(Data records)
(begin)

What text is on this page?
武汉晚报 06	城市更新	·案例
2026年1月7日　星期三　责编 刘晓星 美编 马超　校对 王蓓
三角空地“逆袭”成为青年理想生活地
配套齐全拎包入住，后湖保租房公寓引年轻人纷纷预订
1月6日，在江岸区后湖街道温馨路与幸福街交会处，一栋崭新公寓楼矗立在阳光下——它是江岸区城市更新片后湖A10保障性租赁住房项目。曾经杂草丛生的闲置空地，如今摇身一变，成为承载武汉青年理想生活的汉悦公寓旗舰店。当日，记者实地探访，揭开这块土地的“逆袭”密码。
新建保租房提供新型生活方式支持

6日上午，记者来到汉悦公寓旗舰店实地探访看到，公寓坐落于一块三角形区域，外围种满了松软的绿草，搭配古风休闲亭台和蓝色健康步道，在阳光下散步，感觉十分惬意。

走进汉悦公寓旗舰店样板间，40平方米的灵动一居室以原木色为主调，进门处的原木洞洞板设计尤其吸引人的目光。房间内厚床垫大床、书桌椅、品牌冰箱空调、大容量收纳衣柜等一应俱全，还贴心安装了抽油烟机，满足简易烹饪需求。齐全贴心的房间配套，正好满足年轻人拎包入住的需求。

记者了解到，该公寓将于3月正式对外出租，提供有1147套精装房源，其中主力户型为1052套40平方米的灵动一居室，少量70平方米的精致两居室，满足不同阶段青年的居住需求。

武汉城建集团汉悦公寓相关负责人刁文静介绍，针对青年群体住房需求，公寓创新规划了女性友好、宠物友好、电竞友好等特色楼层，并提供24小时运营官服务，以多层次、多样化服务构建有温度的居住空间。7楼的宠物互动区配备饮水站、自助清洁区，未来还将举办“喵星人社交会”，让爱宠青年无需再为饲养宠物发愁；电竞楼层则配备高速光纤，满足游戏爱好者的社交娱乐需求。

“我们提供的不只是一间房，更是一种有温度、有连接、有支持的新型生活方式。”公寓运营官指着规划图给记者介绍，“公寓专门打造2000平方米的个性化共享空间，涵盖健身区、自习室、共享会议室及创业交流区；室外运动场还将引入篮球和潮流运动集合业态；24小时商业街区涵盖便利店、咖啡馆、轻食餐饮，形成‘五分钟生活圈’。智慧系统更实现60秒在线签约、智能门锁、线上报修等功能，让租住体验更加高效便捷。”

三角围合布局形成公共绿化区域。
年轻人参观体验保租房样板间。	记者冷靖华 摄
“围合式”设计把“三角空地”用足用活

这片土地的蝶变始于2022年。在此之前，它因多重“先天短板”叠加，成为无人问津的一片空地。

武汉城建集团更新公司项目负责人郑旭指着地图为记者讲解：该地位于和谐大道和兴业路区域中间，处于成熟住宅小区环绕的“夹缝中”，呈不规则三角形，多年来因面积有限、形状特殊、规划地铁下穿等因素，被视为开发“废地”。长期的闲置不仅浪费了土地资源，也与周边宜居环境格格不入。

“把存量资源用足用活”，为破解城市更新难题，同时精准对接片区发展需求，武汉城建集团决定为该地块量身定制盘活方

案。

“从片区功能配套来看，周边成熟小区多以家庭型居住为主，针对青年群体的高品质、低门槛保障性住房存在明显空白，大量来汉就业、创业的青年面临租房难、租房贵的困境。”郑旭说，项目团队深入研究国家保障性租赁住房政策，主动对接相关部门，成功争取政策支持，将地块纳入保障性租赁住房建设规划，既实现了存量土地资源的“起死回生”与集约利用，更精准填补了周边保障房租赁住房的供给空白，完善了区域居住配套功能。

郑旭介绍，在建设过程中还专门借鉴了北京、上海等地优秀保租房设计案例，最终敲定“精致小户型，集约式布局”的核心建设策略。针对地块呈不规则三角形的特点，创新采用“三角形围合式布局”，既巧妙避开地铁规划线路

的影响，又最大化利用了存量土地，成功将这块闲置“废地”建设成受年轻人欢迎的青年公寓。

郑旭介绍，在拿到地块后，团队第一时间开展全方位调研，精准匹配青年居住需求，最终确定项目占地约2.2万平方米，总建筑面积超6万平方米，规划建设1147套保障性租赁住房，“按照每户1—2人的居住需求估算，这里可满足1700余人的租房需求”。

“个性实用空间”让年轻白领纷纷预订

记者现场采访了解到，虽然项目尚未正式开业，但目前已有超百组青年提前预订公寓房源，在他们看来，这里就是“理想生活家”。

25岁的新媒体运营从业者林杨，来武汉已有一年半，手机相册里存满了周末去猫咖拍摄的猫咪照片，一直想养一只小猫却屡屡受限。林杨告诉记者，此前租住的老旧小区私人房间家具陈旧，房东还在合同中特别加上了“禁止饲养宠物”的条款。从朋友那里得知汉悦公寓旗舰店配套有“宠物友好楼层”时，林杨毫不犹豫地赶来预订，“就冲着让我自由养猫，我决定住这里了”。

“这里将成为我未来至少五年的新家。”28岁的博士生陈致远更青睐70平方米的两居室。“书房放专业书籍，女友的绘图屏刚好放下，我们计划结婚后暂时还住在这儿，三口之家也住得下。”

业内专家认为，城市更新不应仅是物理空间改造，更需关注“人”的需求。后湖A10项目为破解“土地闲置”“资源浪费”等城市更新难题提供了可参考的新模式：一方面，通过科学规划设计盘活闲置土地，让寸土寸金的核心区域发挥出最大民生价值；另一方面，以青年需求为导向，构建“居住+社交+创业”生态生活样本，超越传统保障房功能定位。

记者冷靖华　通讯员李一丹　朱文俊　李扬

(end)

WORK INSTRUCTIONS = The answer is a single number, the count of lines in the records that contain the string "记者冷靖华".

TASK ANSWER = 2